What to do - Extract every record, keeping each one exactly as it is.

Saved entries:
__________________________________________________
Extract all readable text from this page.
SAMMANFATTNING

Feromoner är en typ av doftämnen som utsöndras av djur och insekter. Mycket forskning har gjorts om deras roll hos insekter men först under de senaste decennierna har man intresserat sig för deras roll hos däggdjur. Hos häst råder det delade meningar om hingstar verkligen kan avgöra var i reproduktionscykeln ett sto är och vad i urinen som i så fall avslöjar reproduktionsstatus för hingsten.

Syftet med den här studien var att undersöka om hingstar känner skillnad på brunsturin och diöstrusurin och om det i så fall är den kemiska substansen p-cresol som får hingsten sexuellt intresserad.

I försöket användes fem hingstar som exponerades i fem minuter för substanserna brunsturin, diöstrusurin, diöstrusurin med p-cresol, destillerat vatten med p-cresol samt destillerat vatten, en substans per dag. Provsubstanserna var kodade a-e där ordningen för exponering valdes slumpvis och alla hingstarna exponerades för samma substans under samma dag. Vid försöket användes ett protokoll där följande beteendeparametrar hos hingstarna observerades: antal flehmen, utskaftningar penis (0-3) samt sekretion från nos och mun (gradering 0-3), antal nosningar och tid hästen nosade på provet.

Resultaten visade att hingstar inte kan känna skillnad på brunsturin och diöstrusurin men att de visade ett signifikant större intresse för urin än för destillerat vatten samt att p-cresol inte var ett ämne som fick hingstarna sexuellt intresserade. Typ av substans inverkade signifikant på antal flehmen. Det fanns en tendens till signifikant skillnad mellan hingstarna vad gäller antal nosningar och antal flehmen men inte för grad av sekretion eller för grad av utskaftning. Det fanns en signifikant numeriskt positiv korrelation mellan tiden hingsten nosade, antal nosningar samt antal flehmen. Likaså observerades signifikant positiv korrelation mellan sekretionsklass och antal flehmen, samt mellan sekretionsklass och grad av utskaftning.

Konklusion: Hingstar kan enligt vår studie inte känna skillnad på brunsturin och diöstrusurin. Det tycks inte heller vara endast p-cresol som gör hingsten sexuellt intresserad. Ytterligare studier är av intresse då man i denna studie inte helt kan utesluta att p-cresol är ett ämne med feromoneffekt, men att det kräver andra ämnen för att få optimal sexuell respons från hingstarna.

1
__________________________________________________
Full response -
Extract all readable text from this page.
SAMMANFATTNING

Feromoner är en typ av doftämnen som utsöndras av djur och insekter. Mycket forskning har gjorts om deras roll hos insekter men först under de senaste decennierna har man intresserat sig för deras roll hos däggdjur. Hos häst råder det delade meningar om hingstar verkligen kan avgöra var i reproduktionscykeln ett sto är och vad i urinen som i så fall avslöjar reproduktionsstatus för hingsten.

Syftet med den här studien var att undersöka om hingstar känner skillnad på brunsturin och diöstrusurin och om det i så fall är den kemiska substansen p-cresol som får hingsten sexuellt intresserad.

I försöket användes fem hingstar som exponerades i fem minuter för substanserna brunsturin, diöstrusurin, diöstrusurin med p-cresol, destillerat vatten med p-cresol samt destillerat vatten, en substans per dag. Provsubstanserna var kodade a-e där ordningen för exponering valdes slumpvis och alla hingstarna exponerades för samma substans under samma dag. Vid försöket användes ett protokoll där följande beteendeparametrar hos hingstarna observerades: antal flehmen, utskaftningar penis (0-3) samt sekretion från nos och mun (gradering 0-3), antal nosningar och tid hästen nosade på provet.

Resultaten visade att hingstar inte kan känna skillnad på brunsturin och diöstrusurin men att de visade ett signifikant större intresse för urin än för destillerat vatten samt att p-cresol inte var ett ämne som fick hingstarna sexuellt intresserade. Typ av substans inverkade signifikant på antal flehmen. Det fanns en tendens till signifikant skillnad mellan hingstarna vad gäller antal nosningar och antal flehmen men inte för grad av sekretion eller för grad av utskaftning. Det fanns en signifikant numeriskt positiv korrelation mellan tiden hingsten nosade, antal nosningar samt antal flehmen. Likaså observerades signifikant positiv korrelation mellan sekretionsklass och antal flehmen, samt mellan sekretionsklass och grad av utskaftning.

Konklusion: Hingstar kan enligt vår studie inte känna skillnad på brunsturin och diöstrusurin. Det tycks inte heller vara endast p-cresol som gör hingsten sexuellt intresserad. Ytterligare studier är av intresse då man i denna studie inte helt kan utesluta att p-cresol är ett ämne med feromoneffekt, men att det kräver andra ämnen för att få optimal sexuell respons från hingstarna.

1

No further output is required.